++++ Entries supplied ++++
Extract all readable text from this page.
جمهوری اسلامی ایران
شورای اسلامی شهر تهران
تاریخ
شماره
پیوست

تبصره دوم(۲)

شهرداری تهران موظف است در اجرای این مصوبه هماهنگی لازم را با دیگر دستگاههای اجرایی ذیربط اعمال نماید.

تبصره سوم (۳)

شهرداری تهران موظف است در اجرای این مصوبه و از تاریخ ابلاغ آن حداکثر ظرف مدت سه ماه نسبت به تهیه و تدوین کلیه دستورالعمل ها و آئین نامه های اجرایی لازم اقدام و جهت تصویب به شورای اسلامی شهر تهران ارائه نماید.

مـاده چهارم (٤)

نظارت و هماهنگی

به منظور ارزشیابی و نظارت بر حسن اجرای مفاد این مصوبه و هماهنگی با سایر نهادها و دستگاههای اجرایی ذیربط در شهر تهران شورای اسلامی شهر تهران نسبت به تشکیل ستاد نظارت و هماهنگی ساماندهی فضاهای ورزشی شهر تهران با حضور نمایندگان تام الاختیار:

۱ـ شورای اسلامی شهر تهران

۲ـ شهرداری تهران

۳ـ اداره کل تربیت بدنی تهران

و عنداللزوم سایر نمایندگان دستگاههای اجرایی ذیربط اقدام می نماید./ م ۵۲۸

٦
++++
++++ Entries supplied ++++
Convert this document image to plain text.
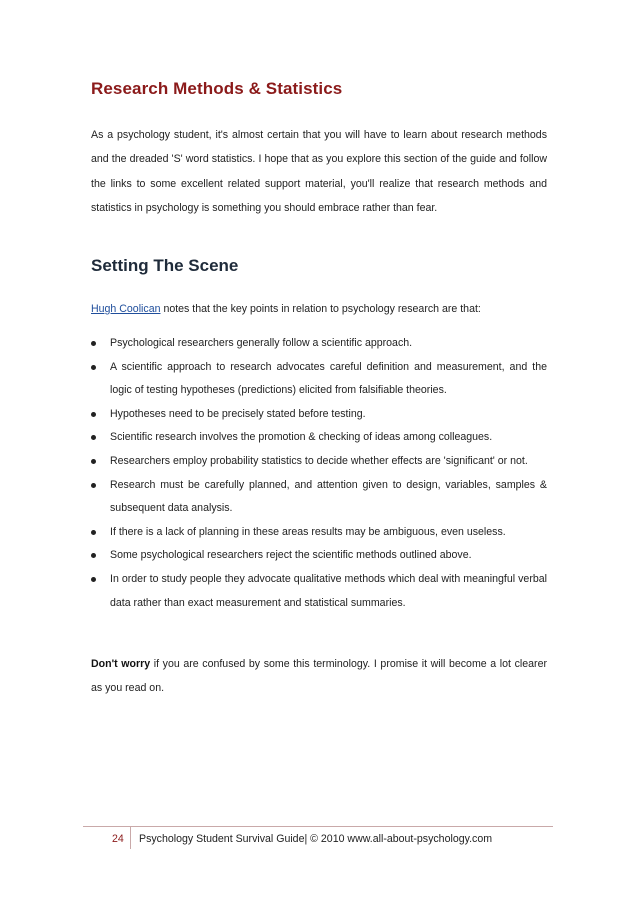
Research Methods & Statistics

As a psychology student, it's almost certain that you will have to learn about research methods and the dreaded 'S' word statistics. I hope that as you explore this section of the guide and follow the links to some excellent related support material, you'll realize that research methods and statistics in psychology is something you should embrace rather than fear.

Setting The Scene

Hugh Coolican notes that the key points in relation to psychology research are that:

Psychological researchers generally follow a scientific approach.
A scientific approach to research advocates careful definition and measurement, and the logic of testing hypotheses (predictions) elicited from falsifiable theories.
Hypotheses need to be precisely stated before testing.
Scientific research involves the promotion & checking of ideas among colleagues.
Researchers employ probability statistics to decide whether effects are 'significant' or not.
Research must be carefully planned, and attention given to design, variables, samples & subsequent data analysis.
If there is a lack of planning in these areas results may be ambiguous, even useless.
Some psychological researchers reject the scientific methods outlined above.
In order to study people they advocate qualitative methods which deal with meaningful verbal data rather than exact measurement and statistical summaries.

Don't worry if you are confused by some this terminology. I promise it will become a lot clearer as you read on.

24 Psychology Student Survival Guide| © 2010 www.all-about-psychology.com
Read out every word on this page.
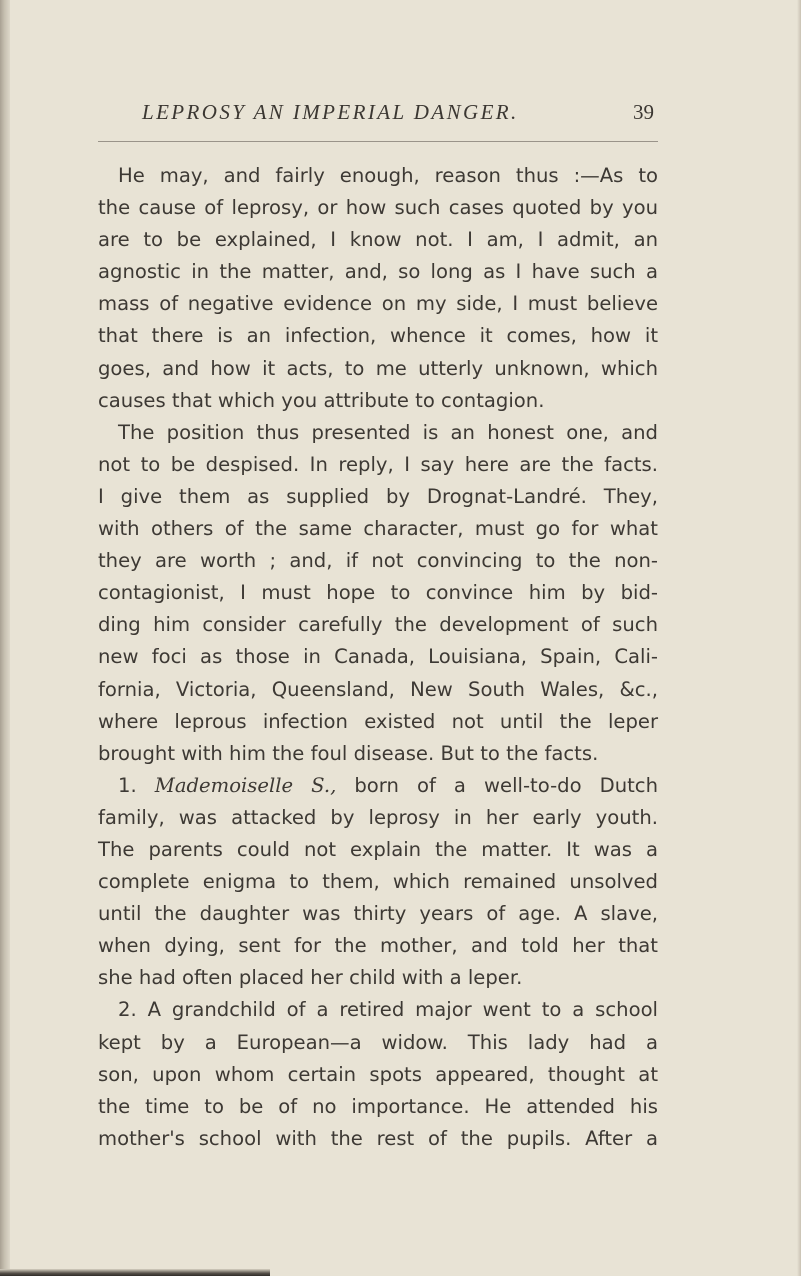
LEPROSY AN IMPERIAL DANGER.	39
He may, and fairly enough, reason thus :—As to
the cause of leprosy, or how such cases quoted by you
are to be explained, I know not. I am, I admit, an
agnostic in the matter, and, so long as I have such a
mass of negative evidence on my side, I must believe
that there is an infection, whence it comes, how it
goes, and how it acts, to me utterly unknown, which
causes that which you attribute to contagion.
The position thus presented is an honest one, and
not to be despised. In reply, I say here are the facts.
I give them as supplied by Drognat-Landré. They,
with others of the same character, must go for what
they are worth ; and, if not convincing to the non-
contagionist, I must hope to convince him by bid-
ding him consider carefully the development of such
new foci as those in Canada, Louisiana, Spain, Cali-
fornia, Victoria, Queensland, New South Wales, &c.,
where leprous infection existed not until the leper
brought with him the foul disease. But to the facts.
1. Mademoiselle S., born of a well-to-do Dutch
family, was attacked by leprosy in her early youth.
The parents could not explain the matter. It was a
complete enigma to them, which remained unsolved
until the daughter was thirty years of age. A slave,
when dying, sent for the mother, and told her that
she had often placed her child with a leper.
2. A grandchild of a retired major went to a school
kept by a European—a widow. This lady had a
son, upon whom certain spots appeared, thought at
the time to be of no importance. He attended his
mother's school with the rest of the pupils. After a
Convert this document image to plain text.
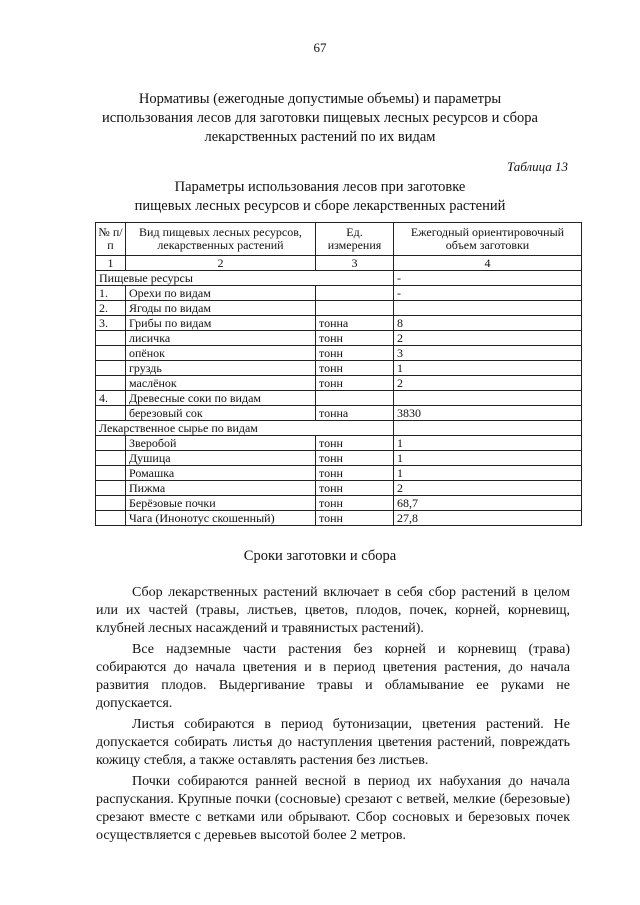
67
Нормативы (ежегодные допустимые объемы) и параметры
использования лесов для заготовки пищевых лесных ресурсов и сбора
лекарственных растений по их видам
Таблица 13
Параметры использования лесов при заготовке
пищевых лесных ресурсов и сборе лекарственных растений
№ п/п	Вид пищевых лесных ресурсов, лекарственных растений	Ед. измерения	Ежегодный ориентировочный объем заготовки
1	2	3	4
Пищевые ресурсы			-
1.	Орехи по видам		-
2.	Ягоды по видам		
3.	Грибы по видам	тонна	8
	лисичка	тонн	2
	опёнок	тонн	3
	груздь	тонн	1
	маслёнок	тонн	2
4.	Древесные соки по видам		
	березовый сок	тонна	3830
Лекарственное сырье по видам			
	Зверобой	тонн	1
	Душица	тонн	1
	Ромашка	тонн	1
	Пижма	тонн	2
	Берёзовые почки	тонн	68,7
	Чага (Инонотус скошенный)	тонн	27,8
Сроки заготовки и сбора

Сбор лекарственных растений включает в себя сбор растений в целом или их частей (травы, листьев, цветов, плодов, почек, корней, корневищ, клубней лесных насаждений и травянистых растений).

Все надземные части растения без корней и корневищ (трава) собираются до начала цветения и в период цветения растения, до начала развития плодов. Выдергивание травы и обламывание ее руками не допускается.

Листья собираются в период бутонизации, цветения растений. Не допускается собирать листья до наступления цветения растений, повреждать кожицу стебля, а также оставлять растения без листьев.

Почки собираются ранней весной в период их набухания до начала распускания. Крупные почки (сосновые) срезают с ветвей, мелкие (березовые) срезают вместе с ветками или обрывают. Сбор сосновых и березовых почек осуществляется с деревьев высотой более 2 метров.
++++
| Directions for this task |
In the entries above, find each line with the string "have" and copy it.

| Solution below |
As a psychology student, it's almost certain that you will have to learn about research methods and the dreaded 'S' word statistics. I hope that as you explore this section of the guide and follow the links to some excellent related support material, you'll realize that research methods and statistics in psychology is something you should embrace rather than fear.
agnostic in the matter, and, so long as I have such a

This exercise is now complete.